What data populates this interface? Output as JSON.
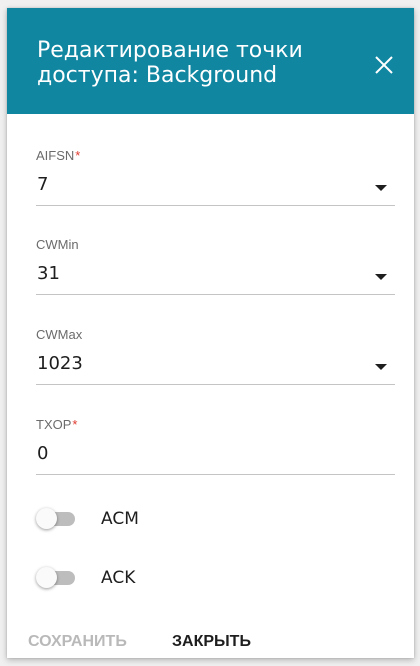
{
  "dialog": {
    "title": "Редактирование точки доступа: Background",
    "close_icon": "close-icon",
    "header_color": "#1086a1"
  },
  "fields": {
    "aifsn": {
      "label": "AIFSN",
      "required_mark": "*",
      "value": "7"
    },
    "cwmin": {
      "label": "CWMin",
      "value": "31"
    },
    "cwmax": {
      "label": "CWMax",
      "value": "1023"
    },
    "txop": {
      "label": "TXOP",
      "required_mark": "*",
      "value": "0"
    }
  },
  "toggles": {
    "acm": {
      "label": "ACM",
      "enabled": false
    },
    "ack": {
      "label": "ACK",
      "enabled": false
    }
  },
  "buttons": {
    "save_label": "СОХРАНИТЬ",
    "close_label": "ЗАКРЫТЬ"
  },
  "colors": {
    "required": "#e03a2f",
    "disabled_button": "#b9b9b9"
  }
}
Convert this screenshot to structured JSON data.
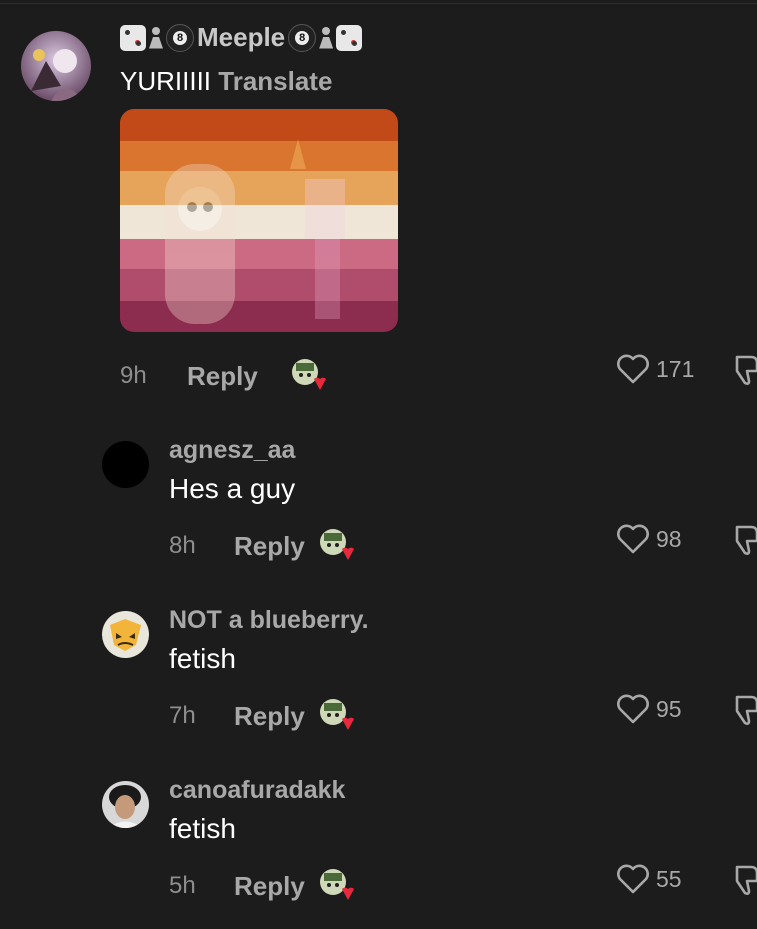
{
  "comments": [
    {
      "username": "Meeple",
      "text": "YURIIIII",
      "translate": "Translate",
      "time": "9h",
      "reply": "Reply",
      "likes": "171"
    },
    {
      "username": "agnesz_aa",
      "text": "Hes a guy",
      "time": "8h",
      "reply": "Reply",
      "likes": "98"
    },
    {
      "username": "NOT a blueberry.",
      "text": "fetish",
      "time": "7h",
      "reply": "Reply",
      "likes": "95"
    },
    {
      "username": "canoafuradakk",
      "text": "fetish",
      "time": "5h",
      "reply": "Reply",
      "likes": "55"
    }
  ],
  "emoji": {
    "eight": "8"
  },
  "colors": {
    "background": "#1c1c1c",
    "username": "#a8a8a8",
    "text": "#ffffff",
    "muted": "#8e8e8e"
  },
  "icons": [
    "dice-emoji",
    "pawn-emoji",
    "8ball-emoji",
    "heart-icon",
    "dislike-icon",
    "sticker-icon"
  ]
}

________________________________________

THE EXERCISE
Pull every line containing "data" out of the records.

SOLUTION
What data populates this interface? Output as JSON.
Convert this screenshot to structured JSON data.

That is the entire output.